— BEGIN AVAILABLE DATA —

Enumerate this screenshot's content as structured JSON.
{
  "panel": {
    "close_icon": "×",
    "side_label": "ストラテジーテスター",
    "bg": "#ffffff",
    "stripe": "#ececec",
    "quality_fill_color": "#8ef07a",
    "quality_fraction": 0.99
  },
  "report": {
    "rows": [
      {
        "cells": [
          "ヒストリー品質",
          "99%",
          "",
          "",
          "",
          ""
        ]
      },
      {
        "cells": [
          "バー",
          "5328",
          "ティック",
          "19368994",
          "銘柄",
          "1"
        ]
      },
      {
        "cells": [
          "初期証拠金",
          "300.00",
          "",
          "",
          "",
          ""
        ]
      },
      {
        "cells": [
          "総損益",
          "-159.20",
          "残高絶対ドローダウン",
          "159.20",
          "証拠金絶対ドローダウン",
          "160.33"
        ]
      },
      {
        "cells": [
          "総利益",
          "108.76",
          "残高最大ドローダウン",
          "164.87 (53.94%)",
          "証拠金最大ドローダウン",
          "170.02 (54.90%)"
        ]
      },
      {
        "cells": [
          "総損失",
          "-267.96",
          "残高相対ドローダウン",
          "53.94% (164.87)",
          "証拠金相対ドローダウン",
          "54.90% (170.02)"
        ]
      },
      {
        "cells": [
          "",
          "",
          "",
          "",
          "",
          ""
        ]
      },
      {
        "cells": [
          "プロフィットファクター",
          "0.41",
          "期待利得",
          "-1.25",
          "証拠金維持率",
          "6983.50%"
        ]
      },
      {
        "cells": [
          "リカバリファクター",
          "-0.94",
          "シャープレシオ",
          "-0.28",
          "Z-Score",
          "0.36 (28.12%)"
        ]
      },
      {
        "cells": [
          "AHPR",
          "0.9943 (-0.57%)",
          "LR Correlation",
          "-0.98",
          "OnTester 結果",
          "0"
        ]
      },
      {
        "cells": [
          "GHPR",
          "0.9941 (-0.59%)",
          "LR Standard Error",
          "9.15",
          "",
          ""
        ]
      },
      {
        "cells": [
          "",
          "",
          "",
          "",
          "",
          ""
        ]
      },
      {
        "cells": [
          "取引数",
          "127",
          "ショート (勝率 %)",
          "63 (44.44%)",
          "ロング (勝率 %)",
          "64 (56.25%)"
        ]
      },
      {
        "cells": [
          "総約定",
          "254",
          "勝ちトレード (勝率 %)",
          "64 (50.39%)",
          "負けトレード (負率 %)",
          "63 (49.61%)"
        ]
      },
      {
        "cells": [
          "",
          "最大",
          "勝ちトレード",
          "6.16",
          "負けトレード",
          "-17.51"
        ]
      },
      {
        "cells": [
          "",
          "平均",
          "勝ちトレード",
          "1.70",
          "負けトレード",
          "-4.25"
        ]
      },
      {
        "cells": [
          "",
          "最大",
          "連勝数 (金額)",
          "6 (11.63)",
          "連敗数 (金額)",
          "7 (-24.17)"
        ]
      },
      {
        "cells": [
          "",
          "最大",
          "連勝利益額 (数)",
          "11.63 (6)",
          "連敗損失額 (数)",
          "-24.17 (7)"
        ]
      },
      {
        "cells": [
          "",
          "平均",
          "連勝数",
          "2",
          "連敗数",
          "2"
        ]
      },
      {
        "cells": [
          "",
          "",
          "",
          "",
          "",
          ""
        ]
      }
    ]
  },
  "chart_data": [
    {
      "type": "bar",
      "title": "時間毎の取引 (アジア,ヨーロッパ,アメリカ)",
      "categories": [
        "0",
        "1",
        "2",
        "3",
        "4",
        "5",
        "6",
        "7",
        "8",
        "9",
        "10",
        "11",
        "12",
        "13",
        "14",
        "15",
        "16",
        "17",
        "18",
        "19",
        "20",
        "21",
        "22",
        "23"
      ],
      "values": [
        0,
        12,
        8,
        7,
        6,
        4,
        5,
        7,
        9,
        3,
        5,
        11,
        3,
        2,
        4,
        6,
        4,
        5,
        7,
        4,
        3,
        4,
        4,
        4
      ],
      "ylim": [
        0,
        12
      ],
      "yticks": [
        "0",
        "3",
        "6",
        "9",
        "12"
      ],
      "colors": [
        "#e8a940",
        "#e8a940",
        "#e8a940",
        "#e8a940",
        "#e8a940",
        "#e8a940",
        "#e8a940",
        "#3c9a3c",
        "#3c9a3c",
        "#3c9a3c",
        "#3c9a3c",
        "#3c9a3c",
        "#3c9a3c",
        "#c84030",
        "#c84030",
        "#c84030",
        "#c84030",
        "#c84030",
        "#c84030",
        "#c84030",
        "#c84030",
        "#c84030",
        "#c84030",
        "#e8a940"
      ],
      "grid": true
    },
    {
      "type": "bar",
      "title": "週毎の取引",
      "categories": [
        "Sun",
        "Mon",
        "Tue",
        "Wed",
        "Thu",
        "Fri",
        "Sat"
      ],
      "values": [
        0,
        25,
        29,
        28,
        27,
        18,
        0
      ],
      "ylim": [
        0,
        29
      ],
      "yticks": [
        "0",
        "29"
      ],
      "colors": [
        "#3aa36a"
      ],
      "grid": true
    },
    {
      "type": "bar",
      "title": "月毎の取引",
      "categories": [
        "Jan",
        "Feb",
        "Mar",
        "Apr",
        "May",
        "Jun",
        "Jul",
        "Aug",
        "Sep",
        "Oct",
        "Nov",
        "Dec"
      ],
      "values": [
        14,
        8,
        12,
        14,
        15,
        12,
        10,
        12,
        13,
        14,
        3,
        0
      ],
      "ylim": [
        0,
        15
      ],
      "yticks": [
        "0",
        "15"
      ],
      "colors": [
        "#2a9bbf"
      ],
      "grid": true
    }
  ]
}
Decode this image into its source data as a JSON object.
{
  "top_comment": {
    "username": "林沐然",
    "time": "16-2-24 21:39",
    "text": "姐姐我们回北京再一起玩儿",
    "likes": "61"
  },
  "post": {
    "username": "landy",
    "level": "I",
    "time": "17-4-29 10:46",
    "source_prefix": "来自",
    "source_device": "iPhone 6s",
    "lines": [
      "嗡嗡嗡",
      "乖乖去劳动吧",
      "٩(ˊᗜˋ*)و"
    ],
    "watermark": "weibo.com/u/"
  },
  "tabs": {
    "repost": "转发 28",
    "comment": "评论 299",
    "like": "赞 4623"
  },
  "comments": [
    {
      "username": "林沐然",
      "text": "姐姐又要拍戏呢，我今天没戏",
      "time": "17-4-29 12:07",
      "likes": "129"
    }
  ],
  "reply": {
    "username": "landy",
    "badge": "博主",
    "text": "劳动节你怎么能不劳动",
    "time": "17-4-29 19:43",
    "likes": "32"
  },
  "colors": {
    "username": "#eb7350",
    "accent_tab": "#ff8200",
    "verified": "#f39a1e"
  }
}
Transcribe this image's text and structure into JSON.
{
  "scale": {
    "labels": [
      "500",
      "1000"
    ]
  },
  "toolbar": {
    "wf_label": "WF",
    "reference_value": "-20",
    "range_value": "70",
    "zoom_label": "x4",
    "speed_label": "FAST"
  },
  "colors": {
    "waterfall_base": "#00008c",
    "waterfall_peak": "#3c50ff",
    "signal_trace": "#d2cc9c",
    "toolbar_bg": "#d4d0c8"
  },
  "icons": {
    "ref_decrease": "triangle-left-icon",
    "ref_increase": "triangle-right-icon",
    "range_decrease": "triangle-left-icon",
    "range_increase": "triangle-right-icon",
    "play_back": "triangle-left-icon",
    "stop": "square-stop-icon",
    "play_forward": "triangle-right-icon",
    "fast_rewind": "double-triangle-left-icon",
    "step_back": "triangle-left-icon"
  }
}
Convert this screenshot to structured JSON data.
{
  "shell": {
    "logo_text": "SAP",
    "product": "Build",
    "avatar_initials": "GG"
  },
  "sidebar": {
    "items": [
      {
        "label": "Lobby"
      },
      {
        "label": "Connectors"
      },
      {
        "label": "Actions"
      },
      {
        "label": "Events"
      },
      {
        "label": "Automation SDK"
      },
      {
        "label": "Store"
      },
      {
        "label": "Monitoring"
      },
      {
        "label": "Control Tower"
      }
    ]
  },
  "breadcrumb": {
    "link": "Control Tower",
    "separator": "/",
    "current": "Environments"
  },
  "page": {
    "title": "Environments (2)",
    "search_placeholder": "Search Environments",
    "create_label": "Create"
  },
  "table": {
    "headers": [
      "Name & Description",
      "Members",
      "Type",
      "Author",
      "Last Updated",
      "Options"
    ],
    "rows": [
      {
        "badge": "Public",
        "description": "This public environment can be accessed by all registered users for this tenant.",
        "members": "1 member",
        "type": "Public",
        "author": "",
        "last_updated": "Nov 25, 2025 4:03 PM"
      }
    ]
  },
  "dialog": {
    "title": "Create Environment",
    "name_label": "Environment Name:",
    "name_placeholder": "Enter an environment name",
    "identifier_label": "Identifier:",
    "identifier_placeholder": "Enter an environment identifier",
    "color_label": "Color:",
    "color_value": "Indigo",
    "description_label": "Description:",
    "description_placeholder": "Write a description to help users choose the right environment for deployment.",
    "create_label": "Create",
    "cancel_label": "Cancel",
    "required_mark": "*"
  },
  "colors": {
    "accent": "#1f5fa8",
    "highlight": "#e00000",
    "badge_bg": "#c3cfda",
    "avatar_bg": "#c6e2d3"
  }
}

— END AVAILABLE DATA —

◆ PROBLEM STATEMENT
Answer with one number: how many lines of the entries above include the word "structured".

◆ RESPONSE
2